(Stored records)
--------------------------------------------------

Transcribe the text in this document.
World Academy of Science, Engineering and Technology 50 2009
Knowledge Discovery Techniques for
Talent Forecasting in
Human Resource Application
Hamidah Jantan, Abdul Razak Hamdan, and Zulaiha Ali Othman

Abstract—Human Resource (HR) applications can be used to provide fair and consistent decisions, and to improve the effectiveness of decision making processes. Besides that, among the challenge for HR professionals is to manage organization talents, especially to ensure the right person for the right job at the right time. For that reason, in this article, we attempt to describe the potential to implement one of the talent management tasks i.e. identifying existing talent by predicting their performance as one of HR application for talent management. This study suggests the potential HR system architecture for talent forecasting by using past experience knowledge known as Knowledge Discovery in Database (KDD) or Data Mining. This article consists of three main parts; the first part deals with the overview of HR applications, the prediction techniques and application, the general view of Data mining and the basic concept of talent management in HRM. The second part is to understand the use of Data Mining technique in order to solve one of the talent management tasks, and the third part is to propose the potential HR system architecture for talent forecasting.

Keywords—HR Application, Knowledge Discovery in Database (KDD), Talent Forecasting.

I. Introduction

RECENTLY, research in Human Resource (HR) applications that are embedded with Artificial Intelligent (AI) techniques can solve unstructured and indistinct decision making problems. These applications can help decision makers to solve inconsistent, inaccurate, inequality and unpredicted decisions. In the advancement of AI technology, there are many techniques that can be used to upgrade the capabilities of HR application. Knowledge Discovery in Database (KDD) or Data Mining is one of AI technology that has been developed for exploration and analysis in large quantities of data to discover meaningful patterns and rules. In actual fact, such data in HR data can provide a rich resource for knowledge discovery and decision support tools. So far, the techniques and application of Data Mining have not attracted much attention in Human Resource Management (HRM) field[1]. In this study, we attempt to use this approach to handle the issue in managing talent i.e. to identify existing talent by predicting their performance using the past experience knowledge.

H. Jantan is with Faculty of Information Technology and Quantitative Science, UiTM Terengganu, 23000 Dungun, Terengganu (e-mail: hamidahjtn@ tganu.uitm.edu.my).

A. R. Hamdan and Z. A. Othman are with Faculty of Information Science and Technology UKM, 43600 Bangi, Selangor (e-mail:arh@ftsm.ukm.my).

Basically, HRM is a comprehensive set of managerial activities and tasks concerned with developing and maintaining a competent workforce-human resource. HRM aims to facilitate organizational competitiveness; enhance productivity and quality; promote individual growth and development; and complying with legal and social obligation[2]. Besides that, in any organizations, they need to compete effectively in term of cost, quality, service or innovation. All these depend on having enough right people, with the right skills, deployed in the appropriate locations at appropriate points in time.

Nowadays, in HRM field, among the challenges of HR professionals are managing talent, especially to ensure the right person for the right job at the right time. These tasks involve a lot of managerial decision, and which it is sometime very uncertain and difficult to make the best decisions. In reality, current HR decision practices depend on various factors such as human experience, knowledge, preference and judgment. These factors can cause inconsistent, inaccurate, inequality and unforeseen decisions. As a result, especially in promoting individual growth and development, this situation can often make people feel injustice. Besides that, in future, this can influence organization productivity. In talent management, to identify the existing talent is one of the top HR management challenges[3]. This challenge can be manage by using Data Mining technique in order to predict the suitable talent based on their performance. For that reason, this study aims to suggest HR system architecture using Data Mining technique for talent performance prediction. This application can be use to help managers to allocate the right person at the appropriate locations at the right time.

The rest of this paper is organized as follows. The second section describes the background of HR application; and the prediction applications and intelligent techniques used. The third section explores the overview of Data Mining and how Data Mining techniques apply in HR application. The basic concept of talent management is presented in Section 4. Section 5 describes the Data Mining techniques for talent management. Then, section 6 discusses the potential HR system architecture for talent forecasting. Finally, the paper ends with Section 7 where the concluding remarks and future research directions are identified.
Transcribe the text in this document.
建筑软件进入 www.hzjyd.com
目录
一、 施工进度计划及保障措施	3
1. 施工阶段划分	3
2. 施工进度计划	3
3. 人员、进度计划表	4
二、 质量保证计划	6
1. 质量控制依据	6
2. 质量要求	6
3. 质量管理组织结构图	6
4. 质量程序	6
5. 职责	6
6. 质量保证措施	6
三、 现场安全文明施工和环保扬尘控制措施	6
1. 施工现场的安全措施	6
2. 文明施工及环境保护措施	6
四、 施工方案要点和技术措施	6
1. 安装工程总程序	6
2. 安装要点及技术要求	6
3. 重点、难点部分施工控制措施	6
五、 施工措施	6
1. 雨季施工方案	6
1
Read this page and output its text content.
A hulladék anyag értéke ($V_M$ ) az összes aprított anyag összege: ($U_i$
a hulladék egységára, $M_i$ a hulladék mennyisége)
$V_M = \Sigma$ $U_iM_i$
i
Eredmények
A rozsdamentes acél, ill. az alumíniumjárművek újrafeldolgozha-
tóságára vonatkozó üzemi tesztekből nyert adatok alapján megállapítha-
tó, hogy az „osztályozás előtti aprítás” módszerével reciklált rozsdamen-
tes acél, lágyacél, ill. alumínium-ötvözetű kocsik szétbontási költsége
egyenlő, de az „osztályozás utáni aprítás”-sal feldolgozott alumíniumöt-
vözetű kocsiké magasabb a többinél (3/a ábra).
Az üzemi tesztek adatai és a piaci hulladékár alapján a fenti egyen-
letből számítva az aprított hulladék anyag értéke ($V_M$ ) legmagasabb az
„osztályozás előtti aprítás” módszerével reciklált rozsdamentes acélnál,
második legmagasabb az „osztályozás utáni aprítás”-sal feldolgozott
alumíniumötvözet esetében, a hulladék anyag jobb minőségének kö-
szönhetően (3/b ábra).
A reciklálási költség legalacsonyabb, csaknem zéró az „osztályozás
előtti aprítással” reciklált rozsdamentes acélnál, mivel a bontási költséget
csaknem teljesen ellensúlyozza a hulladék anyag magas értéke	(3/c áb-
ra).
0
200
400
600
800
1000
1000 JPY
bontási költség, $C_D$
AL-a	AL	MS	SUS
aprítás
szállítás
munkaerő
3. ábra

--------------------------------------------------

### What the exercise asks
Could you transcribe the records in full, exactly?

### Result below
Transcribe the text in this document.
World Academy of Science, Engineering and Technology 50 2009
Knowledge Discovery Techniques for
Talent Forecasting in
Human Resource Application
Hamidah Jantan, Abdul Razak Hamdan, and Zulaiha Ali Othman

Abstract—Human Resource (HR) applications can be used to provide fair and consistent decisions, and to improve the effectiveness of decision making processes. Besides that, among the challenge for HR professionals is to manage organization talents, especially to ensure the right person for the right job at the right time. For that reason, in this article, we attempt to describe the potential to implement one of the talent management tasks i.e. identifying existing talent by predicting their performance as one of HR application for talent management. This study suggests the potential HR system architecture for talent forecasting by using past experience knowledge known as Knowledge Discovery in Database (KDD) or Data Mining. This article consists of three main parts; the first part deals with the overview of HR applications, the prediction techniques and application, the general view of Data mining and the basic concept of talent management in HRM. The second part is to understand the use of Data Mining technique in order to solve one of the talent management tasks, and the third part is to propose the potential HR system architecture for talent forecasting.

Keywords—HR Application, Knowledge Discovery in Database (KDD), Talent Forecasting.

I. Introduction

RECENTLY, research in Human Resource (HR) applications that are embedded with Artificial Intelligent (AI) techniques can solve unstructured and indistinct decision making problems. These applications can help decision makers to solve inconsistent, inaccurate, inequality and unpredicted decisions. In the advancement of AI technology, there are many techniques that can be used to upgrade the capabilities of HR application. Knowledge Discovery in Database (KDD) or Data Mining is one of AI technology that has been developed for exploration and analysis in large quantities of data to discover meaningful patterns and rules. In actual fact, such data in HR data can provide a rich resource for knowledge discovery and decision support tools. So far, the techniques and application of Data Mining have not attracted much attention in Human Resource Management (HRM) field[1]. In this study, we attempt to use this approach to handle the issue in managing talent i.e. to identify existing talent by predicting their performance using the past experience knowledge.

H. Jantan is with Faculty of Information Technology and Quantitative Science, UiTM Terengganu, 23000 Dungun, Terengganu (e-mail: hamidahjtn@ tganu.uitm.edu.my).

A. R. Hamdan and Z. A. Othman are with Faculty of Information Science and Technology UKM, 43600 Bangi, Selangor (e-mail:arh@ftsm.ukm.my).

Basically, HRM is a comprehensive set of managerial activities and tasks concerned with developing and maintaining a competent workforce-human resource. HRM aims to facilitate organizational competitiveness; enhance productivity and quality; promote individual growth and development; and complying with legal and social obligation[2]. Besides that, in any organizations, they need to compete effectively in term of cost, quality, service or innovation. All these depend on having enough right people, with the right skills, deployed in the appropriate locations at appropriate points in time.

Nowadays, in HRM field, among the challenges of HR professionals are managing talent, especially to ensure the right person for the right job at the right time. These tasks involve a lot of managerial decision, and which it is sometime very uncertain and difficult to make the best decisions. In reality, current HR decision practices depend on various factors such as human experience, knowledge, preference and judgment. These factors can cause inconsistent, inaccurate, inequality and unforeseen decisions. As a result, especially in promoting individual growth and development, this situation can often make people feel injustice. Besides that, in future, this can influence organization productivity. In talent management, to identify the existing talent is one of the top HR management challenges[3]. This challenge can be manage by using Data Mining technique in order to predict the suitable talent based on their performance. For that reason, this study aims to suggest HR system architecture using Data Mining technique for talent performance prediction. This application can be use to help managers to allocate the right person at the appropriate locations at the right time.

The rest of this paper is organized as follows. The second section describes the background of HR application; and the prediction applications and intelligent techniques used. The third section explores the overview of Data Mining and how Data Mining techniques apply in HR application. The basic concept of talent management is presented in Section 4. Section 5 describes the Data Mining techniques for talent management. Then, section 6 discusses the potential HR system architecture for talent forecasting. Finally, the paper ends with Section 7 where the concluding remarks and future research directions are identified.
Transcribe the text in this document.
建筑软件进入 www.hzjyd.com
目录
一、 施工进度计划及保障措施	3
1. 施工阶段划分	3
2. 施工进度计划	3
3. 人员、进度计划表	4
二、 质量保证计划	6
1. 质量控制依据	6
2. 质量要求	6
3. 质量管理组织结构图	6
4. 质量程序	6
5. 职责	6
6. 质量保证措施	6
三、 现场安全文明施工和环保扬尘控制措施	6
1. 施工现场的安全措施	6
2. 文明施工及环境保护措施	6
四、 施工方案要点和技术措施	6
1. 安装工程总程序	6
2. 安装要点及技术要求	6
3. 重点、难点部分施工控制措施	6
五、 施工措施	6
1. 雨季施工方案	6
1
Read this page and output its text content.
A hulladék anyag értéke ($V_M$ ) az összes aprított anyag összege: ($U_i$
a hulladék egységára, $M_i$ a hulladék mennyisége)
$V_M = \Sigma$ $U_iM_i$
i
Eredmények
A rozsdamentes acél, ill. az alumíniumjárművek újrafeldolgozha-
tóságára vonatkozó üzemi tesztekből nyert adatok alapján megállapítha-
tó, hogy az „osztályozás előtti aprítás” módszerével reciklált rozsdamen-
tes acél, lágyacél, ill. alumínium-ötvözetű kocsik szétbontási költsége
egyenlő, de az „osztályozás utáni aprítás”-sal feldolgozott alumíniumöt-
vözetű kocsiké magasabb a többinél (3/a ábra).
Az üzemi tesztek adatai és a piaci hulladékár alapján a fenti egyen-
letből számítva az aprított hulladék anyag értéke ($V_M$ ) legmagasabb az
„osztályozás előtti aprítás” módszerével reciklált rozsdamentes acélnál,
második legmagasabb az „osztályozás utáni aprítás”-sal feldolgozott
alumíniumötvözet esetében, a hulladék anyag jobb minőségének kö-
szönhetően (3/b ábra).
A reciklálási költség legalacsonyabb, csaknem zéró az „osztályozás
előtti aprítással” reciklált rozsdamentes acélnál, mivel a bontási költséget
csaknem teljesen ellensúlyozza a hulladék anyag magas értéke	(3/c áb-
ra).
0
200
400
600
800
1000
1000 JPY
bontási költség, $C_D$
AL-a	AL	MS	SUS
aprítás
szállítás
munkaerő
3. ábra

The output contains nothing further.